**TASK DESCRIPTION:**
Find every line with the word "JSON" and report how many there are, without any other text.

━━ GIVEN DATA ━━

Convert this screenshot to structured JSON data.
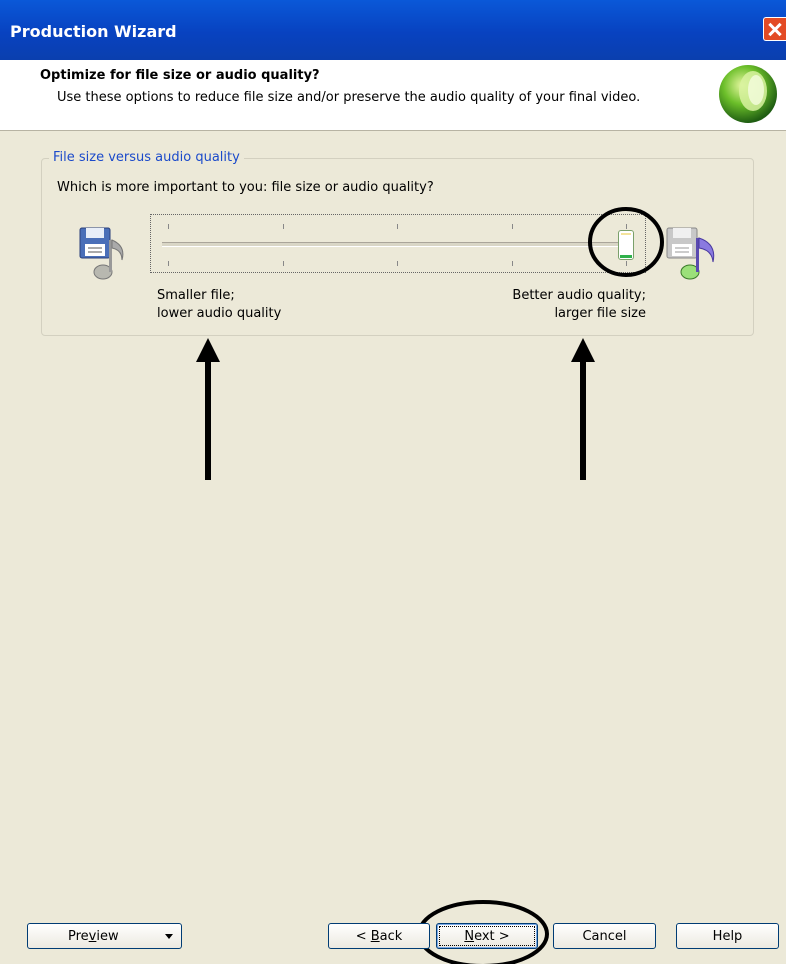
{
  "window": {
    "title": "Production Wizard"
  },
  "header": {
    "title": "Optimize for file size or audio quality?",
    "subtitle": "Use these options to reduce file size and/or preserve the audio quality of your final video."
  },
  "group": {
    "legend": "File size versus audio quality",
    "question": "Which is more important to you: file size or audio quality?",
    "slider": {
      "value_fraction": 1.0,
      "tick_count": 5
    },
    "left_label_line1": "Smaller file;",
    "left_label_line2": "lower audio quality",
    "right_label_line1": "Better audio quality;",
    "right_label_line2": "larger file size"
  },
  "buttons": {
    "preview_pre": "Pre",
    "preview_u": "v",
    "preview_post": "iew",
    "back_pre": "< ",
    "back_u": "B",
    "back_post": "ack",
    "next_u": "N",
    "next_post": "ext >",
    "cancel": "Cancel",
    "help": "Help"
  },
  "colors": {
    "titlebar": "#0842c0",
    "legend": "#1b4aca",
    "background": "#ece9d8"
  }
}
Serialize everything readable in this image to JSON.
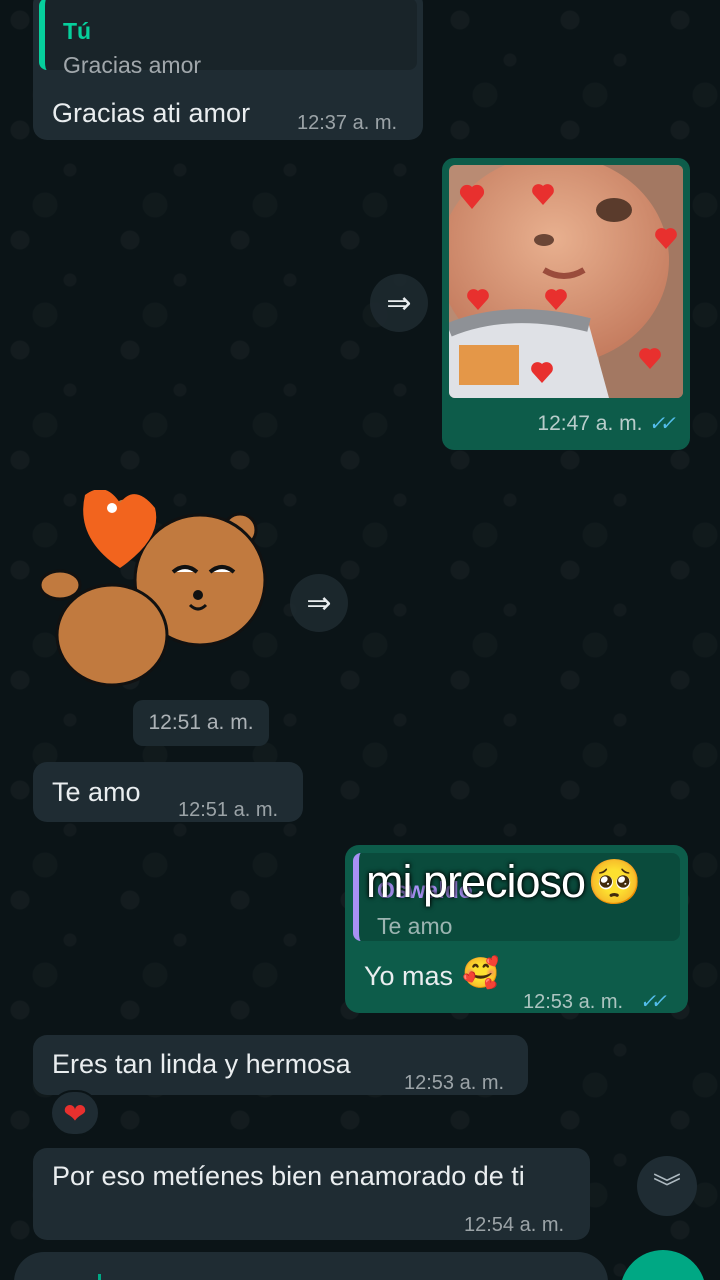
{
  "messages": {
    "reply_in": {
      "quote_author": "Tú",
      "quote_text": "Gracias amor",
      "text": "Gracias ati amor",
      "time": "12:37 a. m."
    },
    "photo_out": {
      "time": "12:47 a. m.",
      "ticks": "✓✓"
    },
    "sticker_in": {
      "time": "12:51 a. m."
    },
    "te_amo": {
      "text": "Te amo",
      "time": "12:51 a. m."
    },
    "reply_out": {
      "quote_author": "Oswaldo",
      "quote_text": "Te amo",
      "text": "Yo mas",
      "emoji": "🥰",
      "time": "12:53 a. m.",
      "ticks": "✓✓"
    },
    "eres": {
      "text": "Eres tan linda y hermosa",
      "time": "12:53 a. m.",
      "reaction": "❤"
    },
    "por_eso": {
      "text": "Por eso metíenes bien enamorado de ti",
      "time": "12:54 a. m."
    }
  },
  "overlay": {
    "text": "mi precioso",
    "emoji": "🥺"
  },
  "icons": {
    "forward": "forward-icon",
    "scroll_down": "double-chevron-down-icon",
    "colors": {
      "accent": "#00a884",
      "outgoing": "#0d5c4a",
      "incoming": "#1f2c33",
      "ticks": "#53bdeb"
    }
  },
  "buttons": {
    "forward_glyph": "⇒",
    "scroll_down_glyph": "︾"
  }
}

━━━

**TASK OUTPUT:**
2